_TASK OBJECTIVE_: Do any lines in the data below contain "Blvd"? If so, copy every one of them.

_DATA TO PROCESS_:
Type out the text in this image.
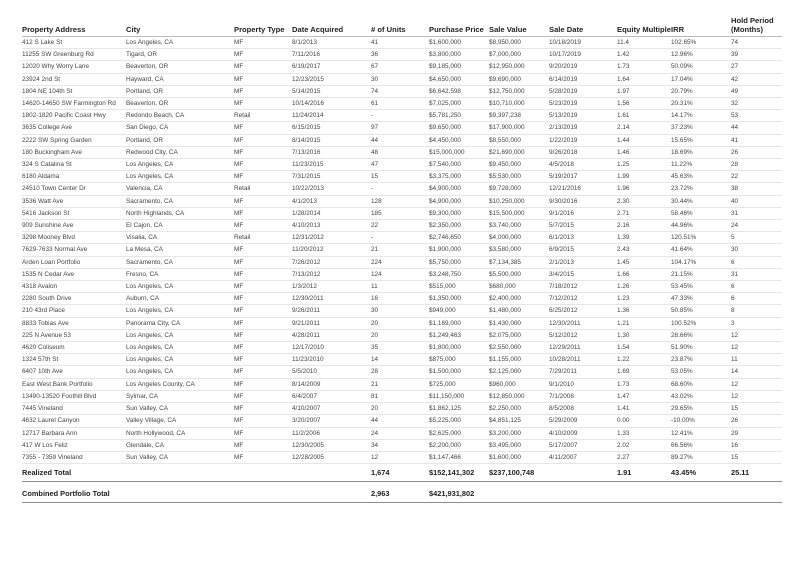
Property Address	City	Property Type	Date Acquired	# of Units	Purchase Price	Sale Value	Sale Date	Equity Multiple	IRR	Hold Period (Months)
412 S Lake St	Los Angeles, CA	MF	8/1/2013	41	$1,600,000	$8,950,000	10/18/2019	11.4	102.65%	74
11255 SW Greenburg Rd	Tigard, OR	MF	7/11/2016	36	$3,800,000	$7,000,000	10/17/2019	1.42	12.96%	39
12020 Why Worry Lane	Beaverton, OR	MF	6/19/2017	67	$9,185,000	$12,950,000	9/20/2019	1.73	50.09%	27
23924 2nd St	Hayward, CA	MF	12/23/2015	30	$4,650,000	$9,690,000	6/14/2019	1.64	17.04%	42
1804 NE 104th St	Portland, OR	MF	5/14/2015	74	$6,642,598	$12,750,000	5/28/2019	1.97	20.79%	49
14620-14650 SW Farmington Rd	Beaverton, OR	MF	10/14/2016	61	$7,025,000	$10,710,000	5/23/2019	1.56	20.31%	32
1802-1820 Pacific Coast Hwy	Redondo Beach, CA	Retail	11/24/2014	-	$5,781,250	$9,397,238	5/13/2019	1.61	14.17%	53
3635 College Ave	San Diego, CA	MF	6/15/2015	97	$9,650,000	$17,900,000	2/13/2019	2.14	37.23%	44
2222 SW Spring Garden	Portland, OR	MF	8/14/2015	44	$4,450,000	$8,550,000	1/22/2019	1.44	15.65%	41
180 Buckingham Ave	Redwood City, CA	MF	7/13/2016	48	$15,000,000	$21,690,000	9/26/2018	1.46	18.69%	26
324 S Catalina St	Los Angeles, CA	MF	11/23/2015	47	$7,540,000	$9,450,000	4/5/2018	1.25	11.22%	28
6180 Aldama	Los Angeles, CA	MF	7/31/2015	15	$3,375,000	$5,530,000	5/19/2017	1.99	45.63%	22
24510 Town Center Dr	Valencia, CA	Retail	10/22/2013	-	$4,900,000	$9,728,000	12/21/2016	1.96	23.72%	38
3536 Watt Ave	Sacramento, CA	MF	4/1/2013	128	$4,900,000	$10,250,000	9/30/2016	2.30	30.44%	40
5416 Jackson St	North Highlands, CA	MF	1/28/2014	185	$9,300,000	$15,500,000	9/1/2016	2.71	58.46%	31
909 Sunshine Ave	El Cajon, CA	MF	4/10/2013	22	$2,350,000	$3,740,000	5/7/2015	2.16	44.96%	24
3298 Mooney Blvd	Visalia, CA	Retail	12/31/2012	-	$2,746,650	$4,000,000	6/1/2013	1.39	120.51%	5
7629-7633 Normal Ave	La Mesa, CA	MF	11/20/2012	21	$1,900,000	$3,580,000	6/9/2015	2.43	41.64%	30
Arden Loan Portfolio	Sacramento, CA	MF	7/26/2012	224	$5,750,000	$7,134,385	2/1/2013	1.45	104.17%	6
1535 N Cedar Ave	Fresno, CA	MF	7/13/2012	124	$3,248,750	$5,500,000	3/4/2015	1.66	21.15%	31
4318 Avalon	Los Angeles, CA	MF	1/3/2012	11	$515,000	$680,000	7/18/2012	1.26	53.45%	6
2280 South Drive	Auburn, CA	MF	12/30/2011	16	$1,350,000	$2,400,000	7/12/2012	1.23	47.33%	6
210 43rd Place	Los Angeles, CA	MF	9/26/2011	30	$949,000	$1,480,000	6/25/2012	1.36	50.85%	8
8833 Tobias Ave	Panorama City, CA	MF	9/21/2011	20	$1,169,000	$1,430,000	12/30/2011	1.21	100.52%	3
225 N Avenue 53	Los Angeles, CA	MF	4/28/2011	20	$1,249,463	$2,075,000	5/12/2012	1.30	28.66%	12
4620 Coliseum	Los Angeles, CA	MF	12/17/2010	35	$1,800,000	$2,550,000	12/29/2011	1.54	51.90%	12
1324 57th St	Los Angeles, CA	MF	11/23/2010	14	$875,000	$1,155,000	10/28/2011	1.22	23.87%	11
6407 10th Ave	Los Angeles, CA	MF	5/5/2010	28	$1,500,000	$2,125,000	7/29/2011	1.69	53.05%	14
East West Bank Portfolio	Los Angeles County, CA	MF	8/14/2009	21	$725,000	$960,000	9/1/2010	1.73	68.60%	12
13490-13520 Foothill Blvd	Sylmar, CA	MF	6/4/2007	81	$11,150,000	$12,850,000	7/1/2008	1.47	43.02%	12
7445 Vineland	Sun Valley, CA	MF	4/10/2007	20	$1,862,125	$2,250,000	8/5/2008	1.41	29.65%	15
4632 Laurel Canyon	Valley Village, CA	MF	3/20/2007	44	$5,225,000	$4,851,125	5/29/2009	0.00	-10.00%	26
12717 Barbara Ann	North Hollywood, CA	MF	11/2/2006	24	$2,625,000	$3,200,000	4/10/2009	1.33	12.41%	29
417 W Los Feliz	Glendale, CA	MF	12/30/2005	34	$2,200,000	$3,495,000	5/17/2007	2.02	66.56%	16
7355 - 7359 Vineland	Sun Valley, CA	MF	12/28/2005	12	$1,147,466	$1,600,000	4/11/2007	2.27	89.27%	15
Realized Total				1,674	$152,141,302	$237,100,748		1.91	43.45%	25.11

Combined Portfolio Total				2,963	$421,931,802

* * *

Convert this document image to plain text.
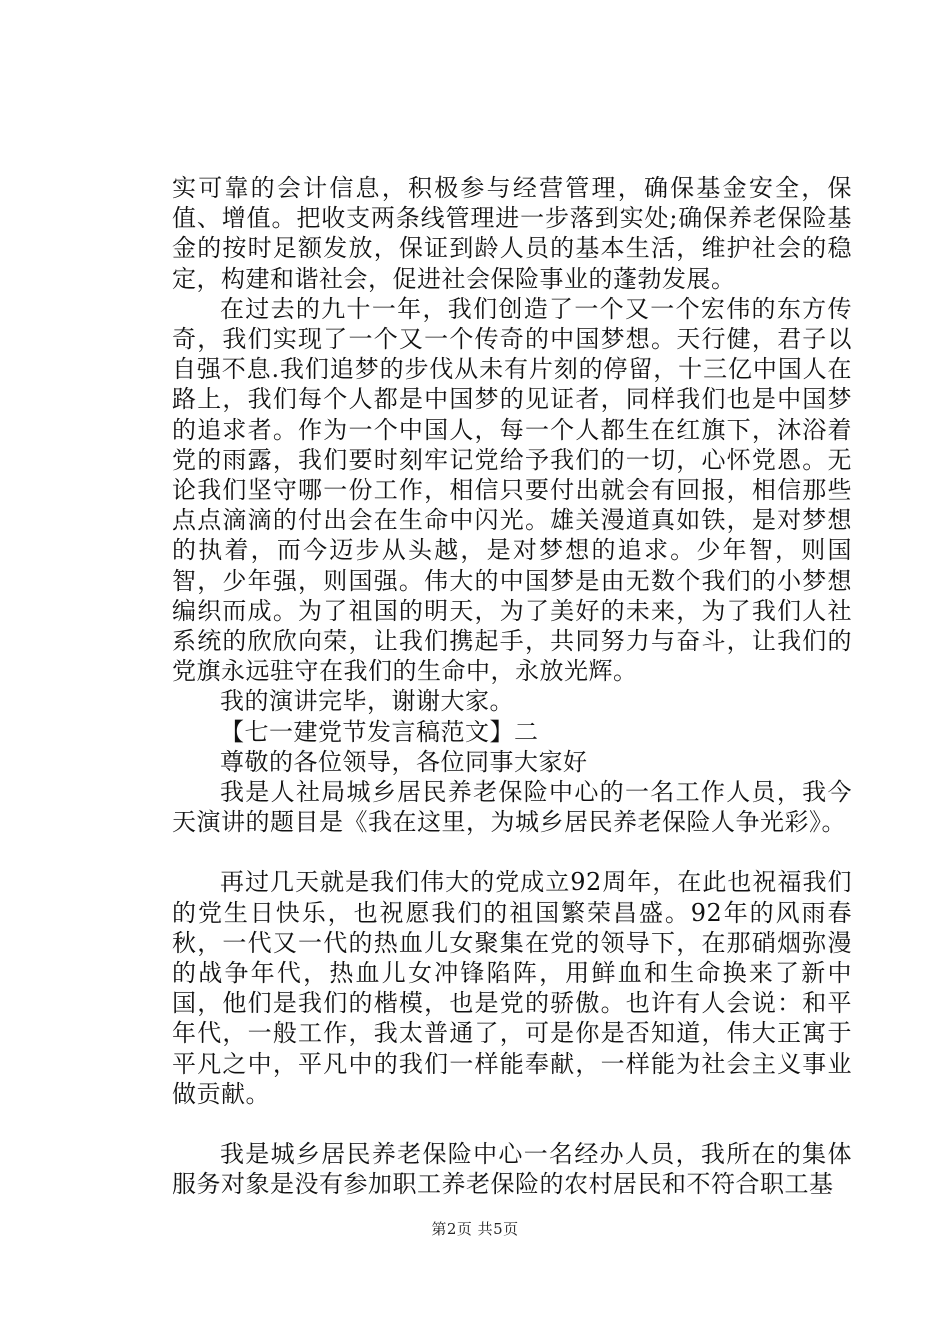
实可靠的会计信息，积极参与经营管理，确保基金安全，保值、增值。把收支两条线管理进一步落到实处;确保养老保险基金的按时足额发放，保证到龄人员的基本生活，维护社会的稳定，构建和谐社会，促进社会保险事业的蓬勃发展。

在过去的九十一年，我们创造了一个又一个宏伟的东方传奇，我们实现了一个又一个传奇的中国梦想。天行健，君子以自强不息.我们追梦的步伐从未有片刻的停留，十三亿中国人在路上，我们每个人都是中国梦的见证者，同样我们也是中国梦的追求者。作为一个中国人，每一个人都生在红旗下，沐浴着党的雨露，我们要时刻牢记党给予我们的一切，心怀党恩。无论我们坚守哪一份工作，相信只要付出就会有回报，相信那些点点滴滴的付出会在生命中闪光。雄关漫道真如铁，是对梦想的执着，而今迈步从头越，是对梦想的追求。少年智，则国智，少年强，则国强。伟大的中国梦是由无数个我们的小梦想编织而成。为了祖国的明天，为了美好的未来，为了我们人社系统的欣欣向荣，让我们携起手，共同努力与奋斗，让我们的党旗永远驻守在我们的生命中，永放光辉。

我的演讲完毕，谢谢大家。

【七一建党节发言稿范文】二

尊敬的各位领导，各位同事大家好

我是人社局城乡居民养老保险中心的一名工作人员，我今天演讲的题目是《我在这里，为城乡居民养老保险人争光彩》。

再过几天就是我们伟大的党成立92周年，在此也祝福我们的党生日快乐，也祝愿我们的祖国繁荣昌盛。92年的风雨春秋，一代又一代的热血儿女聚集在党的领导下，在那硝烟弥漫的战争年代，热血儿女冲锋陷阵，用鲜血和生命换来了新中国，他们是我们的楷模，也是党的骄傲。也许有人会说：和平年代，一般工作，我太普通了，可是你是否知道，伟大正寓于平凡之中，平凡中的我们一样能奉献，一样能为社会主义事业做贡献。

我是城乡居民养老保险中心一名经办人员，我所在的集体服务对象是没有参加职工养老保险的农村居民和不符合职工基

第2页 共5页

_SOLUTION_:
3298 Mooney Blvd	Visalia, CA	Retail	12/31/2012	-	$2,746,650	$4,000,000	6/1/2013	1.39	120.51%	5
13490-13520 Foothill Blvd	Sylmar, CA	MF	6/4/2007	81	$11,150,000	$12,850,000	7/1/2008	1.47	43.02%	12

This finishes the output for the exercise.